◆ About this exercise ◆
Lines with the word "Bulletin" in them are the ones to copy from the records.

◆ Data for analysis ◆
=======

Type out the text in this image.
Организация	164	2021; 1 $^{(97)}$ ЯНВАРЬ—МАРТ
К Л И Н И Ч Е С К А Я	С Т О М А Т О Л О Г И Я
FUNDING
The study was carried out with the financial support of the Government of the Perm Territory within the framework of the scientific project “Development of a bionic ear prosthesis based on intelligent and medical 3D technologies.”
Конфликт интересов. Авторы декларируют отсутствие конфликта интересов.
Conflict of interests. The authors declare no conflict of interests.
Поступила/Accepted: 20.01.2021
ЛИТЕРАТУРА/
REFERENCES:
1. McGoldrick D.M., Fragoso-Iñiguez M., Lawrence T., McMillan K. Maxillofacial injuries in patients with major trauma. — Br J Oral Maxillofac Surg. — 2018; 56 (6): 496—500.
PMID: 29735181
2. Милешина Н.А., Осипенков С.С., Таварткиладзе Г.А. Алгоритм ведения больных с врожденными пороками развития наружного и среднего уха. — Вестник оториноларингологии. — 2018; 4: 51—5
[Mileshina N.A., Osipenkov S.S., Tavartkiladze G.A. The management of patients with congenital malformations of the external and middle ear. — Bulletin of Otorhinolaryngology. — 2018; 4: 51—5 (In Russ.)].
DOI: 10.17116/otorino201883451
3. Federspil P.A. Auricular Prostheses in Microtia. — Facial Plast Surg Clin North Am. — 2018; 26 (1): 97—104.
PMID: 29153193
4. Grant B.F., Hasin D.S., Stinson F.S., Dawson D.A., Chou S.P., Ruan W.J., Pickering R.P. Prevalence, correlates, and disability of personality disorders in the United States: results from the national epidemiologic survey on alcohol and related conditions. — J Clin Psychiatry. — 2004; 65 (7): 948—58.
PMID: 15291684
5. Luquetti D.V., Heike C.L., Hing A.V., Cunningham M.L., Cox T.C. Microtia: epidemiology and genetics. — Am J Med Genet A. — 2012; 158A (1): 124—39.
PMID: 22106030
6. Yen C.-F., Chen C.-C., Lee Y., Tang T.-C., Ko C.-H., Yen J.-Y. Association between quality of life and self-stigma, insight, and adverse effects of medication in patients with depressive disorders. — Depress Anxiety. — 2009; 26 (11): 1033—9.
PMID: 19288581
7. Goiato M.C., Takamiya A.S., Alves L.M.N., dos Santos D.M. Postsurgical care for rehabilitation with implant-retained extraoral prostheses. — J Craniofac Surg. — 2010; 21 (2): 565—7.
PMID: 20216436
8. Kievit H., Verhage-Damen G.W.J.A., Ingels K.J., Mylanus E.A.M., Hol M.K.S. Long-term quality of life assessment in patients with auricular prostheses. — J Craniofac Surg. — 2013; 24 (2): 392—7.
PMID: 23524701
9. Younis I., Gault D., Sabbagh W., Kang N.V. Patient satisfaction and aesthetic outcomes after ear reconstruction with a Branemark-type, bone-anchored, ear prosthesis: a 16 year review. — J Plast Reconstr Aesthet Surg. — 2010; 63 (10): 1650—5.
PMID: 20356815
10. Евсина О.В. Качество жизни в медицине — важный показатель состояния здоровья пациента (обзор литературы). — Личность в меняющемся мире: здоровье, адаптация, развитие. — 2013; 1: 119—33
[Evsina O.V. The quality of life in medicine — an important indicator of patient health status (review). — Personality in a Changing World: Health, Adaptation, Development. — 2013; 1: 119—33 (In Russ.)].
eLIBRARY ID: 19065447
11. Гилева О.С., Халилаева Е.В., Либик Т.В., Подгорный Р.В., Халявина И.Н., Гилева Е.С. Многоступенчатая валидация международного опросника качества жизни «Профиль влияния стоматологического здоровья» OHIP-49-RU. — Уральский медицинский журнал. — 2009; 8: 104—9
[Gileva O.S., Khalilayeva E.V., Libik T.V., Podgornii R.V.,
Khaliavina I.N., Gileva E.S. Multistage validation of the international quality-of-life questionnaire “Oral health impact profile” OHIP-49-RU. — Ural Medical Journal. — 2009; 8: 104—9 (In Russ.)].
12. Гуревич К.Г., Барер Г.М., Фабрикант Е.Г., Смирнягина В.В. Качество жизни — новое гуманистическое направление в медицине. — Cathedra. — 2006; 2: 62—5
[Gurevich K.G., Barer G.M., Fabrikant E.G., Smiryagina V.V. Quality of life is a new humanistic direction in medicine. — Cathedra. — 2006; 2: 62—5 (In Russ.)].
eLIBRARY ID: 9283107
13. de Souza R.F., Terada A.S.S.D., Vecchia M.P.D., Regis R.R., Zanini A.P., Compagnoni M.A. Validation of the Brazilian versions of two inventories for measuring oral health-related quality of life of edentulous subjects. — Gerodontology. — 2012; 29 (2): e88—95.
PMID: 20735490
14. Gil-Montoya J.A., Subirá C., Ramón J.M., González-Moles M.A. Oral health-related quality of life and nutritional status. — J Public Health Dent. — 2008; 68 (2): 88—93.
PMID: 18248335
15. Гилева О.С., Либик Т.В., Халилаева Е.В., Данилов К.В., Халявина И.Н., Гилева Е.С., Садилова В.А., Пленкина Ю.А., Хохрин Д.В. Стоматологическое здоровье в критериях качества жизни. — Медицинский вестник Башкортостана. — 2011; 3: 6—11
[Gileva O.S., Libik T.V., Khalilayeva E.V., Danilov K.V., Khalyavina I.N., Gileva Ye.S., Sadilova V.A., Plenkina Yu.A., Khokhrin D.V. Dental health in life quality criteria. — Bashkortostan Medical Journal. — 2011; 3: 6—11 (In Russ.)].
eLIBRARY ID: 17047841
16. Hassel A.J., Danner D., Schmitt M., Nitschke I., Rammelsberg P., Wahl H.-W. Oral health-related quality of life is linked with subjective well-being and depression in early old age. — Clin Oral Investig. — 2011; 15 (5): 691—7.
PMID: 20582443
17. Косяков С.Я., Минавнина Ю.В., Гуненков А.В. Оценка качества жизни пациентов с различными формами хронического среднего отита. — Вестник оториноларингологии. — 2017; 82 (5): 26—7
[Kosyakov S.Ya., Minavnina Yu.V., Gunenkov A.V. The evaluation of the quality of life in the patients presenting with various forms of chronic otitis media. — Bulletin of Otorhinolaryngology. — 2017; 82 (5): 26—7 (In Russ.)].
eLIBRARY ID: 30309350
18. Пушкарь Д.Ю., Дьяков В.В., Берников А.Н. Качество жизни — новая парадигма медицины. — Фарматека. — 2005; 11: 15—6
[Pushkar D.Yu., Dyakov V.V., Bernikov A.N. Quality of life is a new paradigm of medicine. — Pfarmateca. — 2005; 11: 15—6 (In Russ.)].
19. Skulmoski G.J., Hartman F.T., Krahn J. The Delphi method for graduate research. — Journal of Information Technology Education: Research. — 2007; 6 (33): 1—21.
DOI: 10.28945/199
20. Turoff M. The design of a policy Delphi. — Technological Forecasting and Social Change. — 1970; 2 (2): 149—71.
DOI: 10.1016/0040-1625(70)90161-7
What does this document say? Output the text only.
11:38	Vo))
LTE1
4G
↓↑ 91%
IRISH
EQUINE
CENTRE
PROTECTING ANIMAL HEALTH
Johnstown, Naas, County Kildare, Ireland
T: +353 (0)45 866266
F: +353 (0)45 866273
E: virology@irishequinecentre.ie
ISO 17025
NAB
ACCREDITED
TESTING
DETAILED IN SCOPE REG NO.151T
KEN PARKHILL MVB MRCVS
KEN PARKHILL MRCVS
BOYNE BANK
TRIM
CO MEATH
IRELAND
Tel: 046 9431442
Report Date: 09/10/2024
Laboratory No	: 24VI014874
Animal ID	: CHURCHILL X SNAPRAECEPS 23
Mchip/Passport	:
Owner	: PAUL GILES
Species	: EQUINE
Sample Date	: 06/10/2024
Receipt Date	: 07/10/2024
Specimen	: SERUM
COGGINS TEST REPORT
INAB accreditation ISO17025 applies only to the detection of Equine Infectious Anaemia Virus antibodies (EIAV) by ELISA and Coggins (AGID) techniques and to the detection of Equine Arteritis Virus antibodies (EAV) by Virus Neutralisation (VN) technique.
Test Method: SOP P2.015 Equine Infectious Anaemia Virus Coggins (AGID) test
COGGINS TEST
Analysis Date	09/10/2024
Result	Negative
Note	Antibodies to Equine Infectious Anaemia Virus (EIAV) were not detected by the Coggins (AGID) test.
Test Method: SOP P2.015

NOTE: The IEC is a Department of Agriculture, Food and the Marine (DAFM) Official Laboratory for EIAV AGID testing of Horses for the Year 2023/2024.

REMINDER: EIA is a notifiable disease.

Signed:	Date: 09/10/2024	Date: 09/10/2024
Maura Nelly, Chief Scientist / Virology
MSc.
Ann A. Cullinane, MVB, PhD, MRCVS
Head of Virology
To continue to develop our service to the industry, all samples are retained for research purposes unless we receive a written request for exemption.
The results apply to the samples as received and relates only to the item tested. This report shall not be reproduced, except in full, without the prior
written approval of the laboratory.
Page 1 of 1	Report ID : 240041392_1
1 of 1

=======

◆ Output for this exercise ◆
[Mileshina N.A., Osipenkov S.S., Tavartkiladze G.A. The management of patients with congenital malformations of the external and middle ear. — Bulletin of Otorhinolaryngology. — 2018; 4: 51—5 (In Russ.)].
[Kosyakov S.Ya., Minavnina Yu.V., Gunenkov A.V. The evaluation of the quality of life in the patients presenting with various forms of chronic otitis media. — Bulletin of Otorhinolaryngology. — 2017; 82 (5): 26—7 (In Russ.)].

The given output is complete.